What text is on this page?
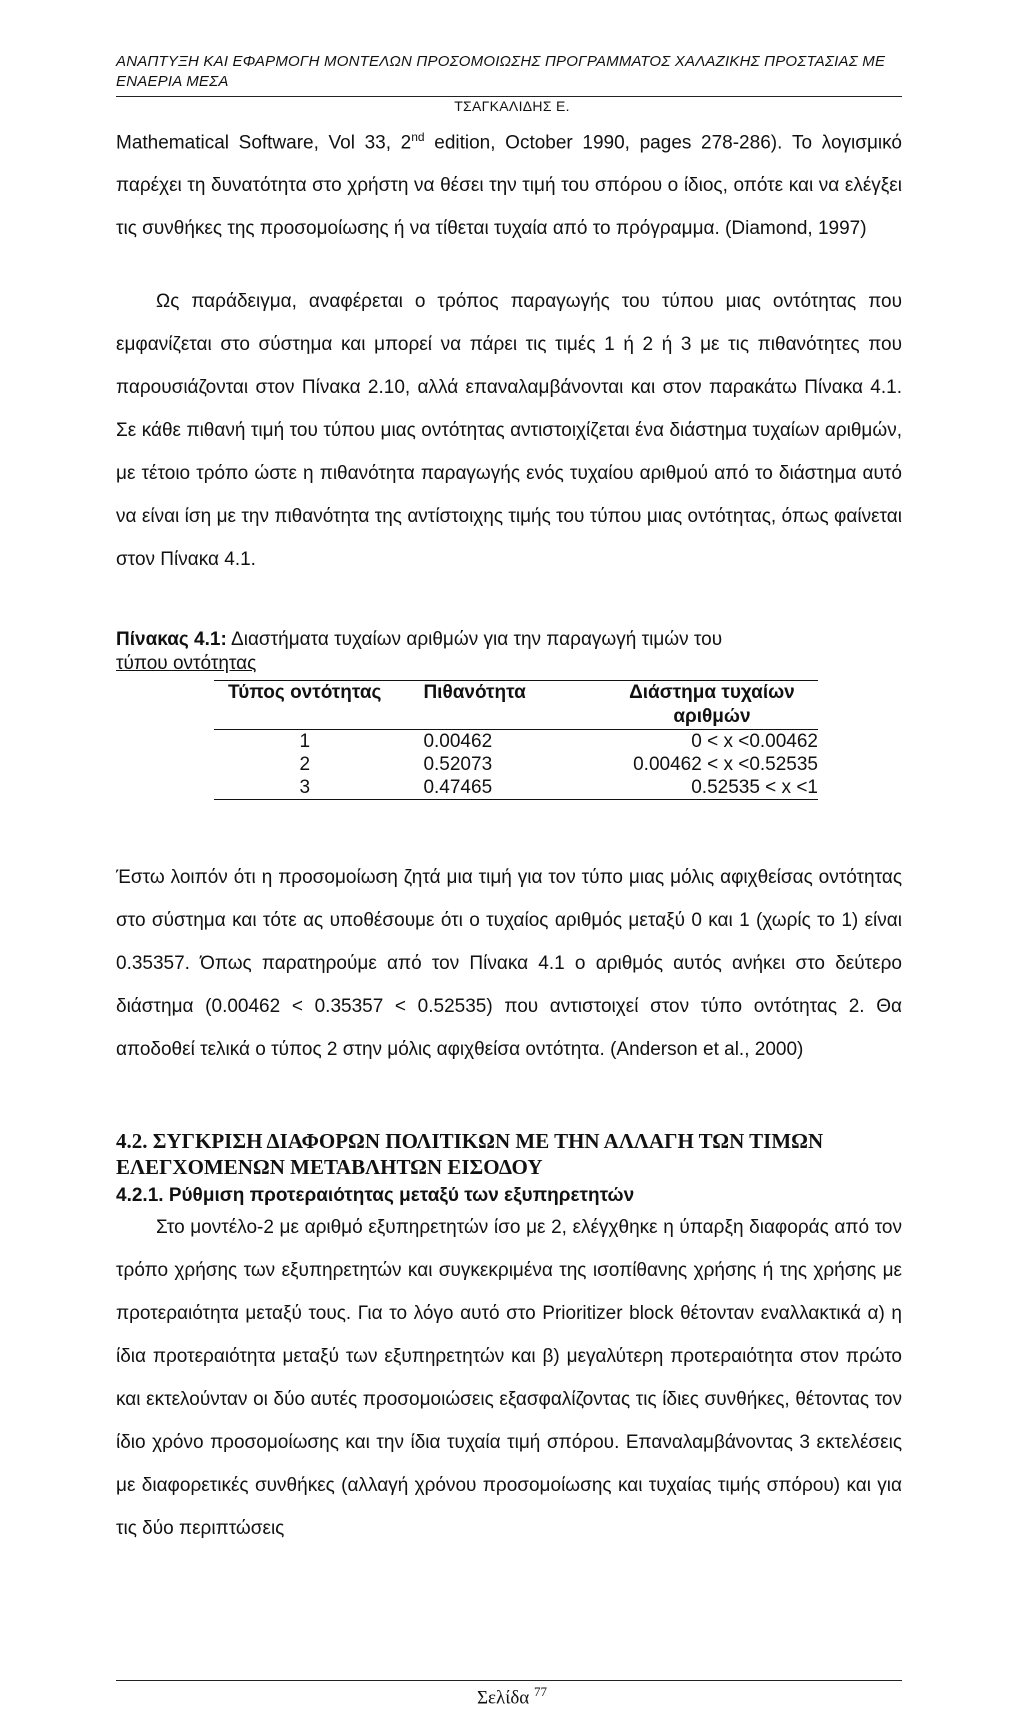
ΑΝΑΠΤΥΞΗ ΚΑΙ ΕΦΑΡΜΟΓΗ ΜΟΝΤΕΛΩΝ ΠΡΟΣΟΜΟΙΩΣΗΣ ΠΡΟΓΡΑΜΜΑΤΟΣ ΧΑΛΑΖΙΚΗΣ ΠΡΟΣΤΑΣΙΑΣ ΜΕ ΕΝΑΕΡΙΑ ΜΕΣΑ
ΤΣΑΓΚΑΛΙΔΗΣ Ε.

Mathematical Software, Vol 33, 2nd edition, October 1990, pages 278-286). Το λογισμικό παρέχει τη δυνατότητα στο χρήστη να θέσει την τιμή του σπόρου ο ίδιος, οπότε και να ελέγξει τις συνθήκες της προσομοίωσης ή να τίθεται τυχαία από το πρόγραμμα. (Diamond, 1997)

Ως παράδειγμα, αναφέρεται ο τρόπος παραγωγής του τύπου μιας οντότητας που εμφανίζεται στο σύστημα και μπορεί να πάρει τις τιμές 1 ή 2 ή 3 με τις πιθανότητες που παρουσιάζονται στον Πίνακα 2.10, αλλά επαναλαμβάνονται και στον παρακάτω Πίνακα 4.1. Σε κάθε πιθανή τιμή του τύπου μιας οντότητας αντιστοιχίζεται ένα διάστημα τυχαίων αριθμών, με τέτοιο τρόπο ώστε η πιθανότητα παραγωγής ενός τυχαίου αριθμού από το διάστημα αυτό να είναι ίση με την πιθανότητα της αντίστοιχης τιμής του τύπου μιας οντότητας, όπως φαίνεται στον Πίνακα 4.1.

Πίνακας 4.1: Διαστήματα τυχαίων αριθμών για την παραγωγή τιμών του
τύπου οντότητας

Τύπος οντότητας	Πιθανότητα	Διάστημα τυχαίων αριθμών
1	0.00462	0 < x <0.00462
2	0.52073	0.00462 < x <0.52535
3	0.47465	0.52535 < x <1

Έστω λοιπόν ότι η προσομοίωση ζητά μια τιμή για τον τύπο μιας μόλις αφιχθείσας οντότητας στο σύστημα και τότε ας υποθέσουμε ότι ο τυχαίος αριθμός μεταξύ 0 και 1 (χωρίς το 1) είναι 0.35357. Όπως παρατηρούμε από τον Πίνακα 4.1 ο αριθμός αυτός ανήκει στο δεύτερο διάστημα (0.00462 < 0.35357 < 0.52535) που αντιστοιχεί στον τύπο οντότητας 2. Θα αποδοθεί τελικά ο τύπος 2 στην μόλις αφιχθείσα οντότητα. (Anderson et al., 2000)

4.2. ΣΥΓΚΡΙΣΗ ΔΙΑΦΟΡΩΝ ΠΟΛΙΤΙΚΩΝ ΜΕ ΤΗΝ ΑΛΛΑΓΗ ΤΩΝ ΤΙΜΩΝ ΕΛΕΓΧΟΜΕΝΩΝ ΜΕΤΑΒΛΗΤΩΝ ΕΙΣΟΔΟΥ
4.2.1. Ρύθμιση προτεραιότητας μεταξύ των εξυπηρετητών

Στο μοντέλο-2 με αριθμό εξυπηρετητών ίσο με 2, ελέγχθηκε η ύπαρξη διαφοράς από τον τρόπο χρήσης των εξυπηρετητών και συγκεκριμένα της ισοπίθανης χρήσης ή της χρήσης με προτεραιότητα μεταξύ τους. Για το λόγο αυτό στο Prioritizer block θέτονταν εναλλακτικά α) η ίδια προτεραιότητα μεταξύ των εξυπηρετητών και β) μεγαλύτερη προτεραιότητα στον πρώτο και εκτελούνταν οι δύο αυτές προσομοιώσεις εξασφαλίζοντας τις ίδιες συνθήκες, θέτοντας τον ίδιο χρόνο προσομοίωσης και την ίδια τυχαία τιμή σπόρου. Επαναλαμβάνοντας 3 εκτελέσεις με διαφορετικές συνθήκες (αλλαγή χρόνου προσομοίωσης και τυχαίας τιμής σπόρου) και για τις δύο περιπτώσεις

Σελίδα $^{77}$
- - - -
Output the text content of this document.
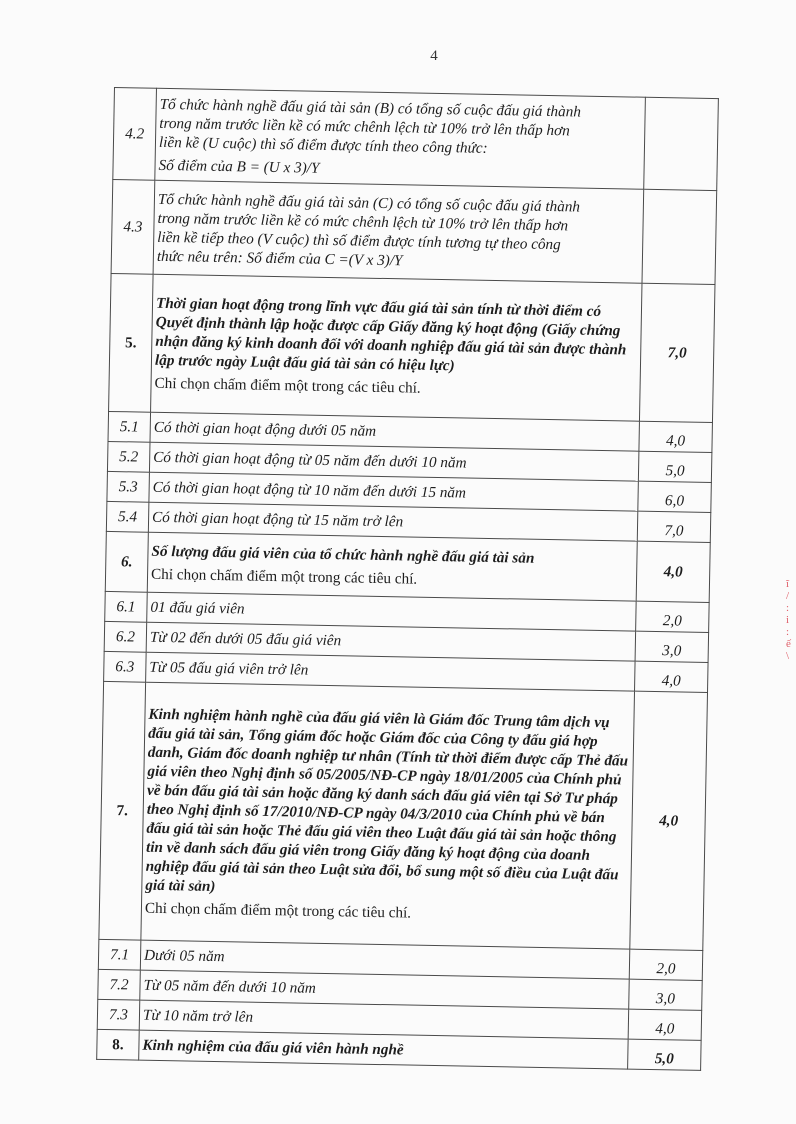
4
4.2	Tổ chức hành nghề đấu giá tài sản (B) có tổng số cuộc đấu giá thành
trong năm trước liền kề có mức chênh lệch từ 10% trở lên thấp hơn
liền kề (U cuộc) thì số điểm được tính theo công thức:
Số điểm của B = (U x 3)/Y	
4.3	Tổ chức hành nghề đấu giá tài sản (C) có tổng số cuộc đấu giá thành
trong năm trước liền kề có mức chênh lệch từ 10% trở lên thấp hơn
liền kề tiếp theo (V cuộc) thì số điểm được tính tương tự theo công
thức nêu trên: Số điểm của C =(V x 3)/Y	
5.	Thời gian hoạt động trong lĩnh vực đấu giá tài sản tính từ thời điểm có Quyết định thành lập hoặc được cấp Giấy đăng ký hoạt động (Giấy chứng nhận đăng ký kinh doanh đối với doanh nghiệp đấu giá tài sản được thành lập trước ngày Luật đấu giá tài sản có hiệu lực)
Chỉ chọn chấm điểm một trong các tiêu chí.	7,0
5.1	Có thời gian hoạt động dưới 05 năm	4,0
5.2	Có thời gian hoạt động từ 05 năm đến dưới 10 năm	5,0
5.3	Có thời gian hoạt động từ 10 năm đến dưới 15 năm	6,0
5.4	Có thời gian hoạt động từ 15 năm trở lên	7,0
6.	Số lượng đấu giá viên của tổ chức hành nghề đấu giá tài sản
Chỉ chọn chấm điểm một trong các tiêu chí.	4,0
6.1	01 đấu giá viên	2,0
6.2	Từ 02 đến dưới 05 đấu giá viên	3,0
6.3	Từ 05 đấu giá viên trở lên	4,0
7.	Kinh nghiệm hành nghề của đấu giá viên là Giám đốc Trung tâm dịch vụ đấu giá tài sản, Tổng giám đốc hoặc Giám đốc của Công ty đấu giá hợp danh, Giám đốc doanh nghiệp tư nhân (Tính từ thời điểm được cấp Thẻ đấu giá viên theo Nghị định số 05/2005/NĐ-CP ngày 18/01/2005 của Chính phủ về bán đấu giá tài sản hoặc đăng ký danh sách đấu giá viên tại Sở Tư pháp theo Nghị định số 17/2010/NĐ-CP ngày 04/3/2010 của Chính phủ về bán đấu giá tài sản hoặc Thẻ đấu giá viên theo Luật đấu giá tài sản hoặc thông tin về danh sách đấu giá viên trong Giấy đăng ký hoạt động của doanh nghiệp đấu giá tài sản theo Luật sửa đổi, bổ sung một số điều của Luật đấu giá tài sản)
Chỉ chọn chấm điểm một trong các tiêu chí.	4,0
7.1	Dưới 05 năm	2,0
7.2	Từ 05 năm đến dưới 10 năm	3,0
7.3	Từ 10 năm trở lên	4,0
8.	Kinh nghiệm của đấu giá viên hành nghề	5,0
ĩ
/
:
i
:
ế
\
- - - -
→ **PROBLEM TO SOLVE**
Track down the lines that include the word "thức" and copy them.

→ **OUTPUT FOR THIS TASK**
liền kề (U cuộc) thì số điểm được tính theo công thức:
thức nêu trên: Số điểm của C =(V x 3)/Y	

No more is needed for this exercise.